*** GIVEN PASSAGE Section Begins ***

Skip to content

MekWiset/LiquorSales_Data_Migration_Pipeline

Repository files navigation

LiquorSales Data Migration Project

This is the LiquorSales Data Migration Project, which I was assigned during my internship as a Data Engineer at Bluebik Vulcan. The project provided an opportunity to explore various aspects of data engineering, including the PySpark module, data modeling, coding standards, and Python object-oriented programming (OOP), as well as gain experience with GCP and Azure cloud platforms.

However, given the constraints of a 3-month timeframe, there are some areas for improvement that I plan to address in the future.

Data Architecture:

alt text

Entity-Relationship Diagram:

alt text

Table of Contents

Project Overview

This project entails extracting data from the liquor_sales dataset, normalizing it into 11 tables, and loading it into Google Cloud Storage (GCS) and BigQuery using Apache Airflow as the orchestration tool. Subsequently, the data is transferred to Azure Data Lake Storage (ADLS) Gen 2 and Azure SQL Database, with Azure Data Factory managing the orchestration and Azure Databricks handling the reconciliation process.

Technologies Used

  • Apache Spark: For efficient big data processing, manipulation, and transformation.
  • Apache Airflow: Orchestrates the ETL process.
  • Python: For scripting and data transformation.
  • Docker Compose: To manage the Spark, Airflow and PostgreSQL services.
  • Google Cloud Platform (GCP):
    • Google Cloud Storage (GCS): For storing raw and intermediate data.
    • BigQuery: For data warehousing and querying.
  • Microsoft Azure:
    • Azure Data Factory: For orchestrating data workflows and managing data movement.
    • Azure Data Lake Storage (ADLS) Gen 2: For storing and managing large-scale data.
    • Azure SQL Database: For relational data storage and querying.

*** GIVEN PASSAGE Section Ends ***
*** RECORDS SHOWN Section Begins ***

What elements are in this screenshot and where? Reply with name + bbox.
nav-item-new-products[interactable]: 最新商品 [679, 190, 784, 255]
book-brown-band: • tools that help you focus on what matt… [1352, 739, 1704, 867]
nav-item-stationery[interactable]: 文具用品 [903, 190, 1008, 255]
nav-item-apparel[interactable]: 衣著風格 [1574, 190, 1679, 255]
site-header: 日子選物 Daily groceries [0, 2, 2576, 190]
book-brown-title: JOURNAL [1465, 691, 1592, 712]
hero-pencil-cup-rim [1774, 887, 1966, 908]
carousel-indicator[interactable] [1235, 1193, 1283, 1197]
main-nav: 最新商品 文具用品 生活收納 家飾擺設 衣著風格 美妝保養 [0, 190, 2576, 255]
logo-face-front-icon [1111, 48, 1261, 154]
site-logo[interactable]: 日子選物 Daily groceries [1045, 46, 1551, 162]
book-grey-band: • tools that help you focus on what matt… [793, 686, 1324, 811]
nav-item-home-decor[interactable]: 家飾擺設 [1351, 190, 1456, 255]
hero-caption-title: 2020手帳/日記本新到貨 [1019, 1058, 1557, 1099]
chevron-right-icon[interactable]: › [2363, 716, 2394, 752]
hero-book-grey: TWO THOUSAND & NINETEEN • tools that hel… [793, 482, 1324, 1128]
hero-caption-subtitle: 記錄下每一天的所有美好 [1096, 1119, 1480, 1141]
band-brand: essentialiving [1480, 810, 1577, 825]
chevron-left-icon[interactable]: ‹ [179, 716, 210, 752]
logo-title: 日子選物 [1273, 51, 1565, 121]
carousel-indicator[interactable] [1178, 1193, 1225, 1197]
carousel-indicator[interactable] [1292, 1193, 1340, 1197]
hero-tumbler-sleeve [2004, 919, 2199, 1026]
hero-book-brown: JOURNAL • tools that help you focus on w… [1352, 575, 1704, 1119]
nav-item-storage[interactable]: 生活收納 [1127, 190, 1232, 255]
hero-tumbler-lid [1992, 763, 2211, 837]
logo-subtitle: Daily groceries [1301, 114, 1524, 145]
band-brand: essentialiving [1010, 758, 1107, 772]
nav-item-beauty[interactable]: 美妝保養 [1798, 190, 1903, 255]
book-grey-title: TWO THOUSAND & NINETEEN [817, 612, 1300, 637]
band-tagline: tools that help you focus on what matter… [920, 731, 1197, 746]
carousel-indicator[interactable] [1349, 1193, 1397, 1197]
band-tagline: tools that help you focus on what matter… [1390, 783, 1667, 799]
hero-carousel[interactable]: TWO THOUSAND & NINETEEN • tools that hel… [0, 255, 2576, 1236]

*** RECORDS SHOWN Section Ends ***

* **TO DO**: Could you reproduce the LiquorSales migration project text word for word, from "This project entails" up to and including "manipulation, and transformation."?

* **PROBLEM SOLUTION**:
This project entails extracting data from the liquor_sales dataset, normalizing it into 11 tables, and loading it into Google Cloud Storage (GCS) and BigQuery using Apache Airflow as the orchestration tool. Subsequently, the data is transferred to Azure Data Lake Storage (ADLS) Gen 2 and Azure SQL Database, with Azure Data Factory managing the orchestration and Azure Databricks handling the reconciliation process.

Technologies Used

  • Apache Spark: For efficient big data processing, manipulation, and transformation.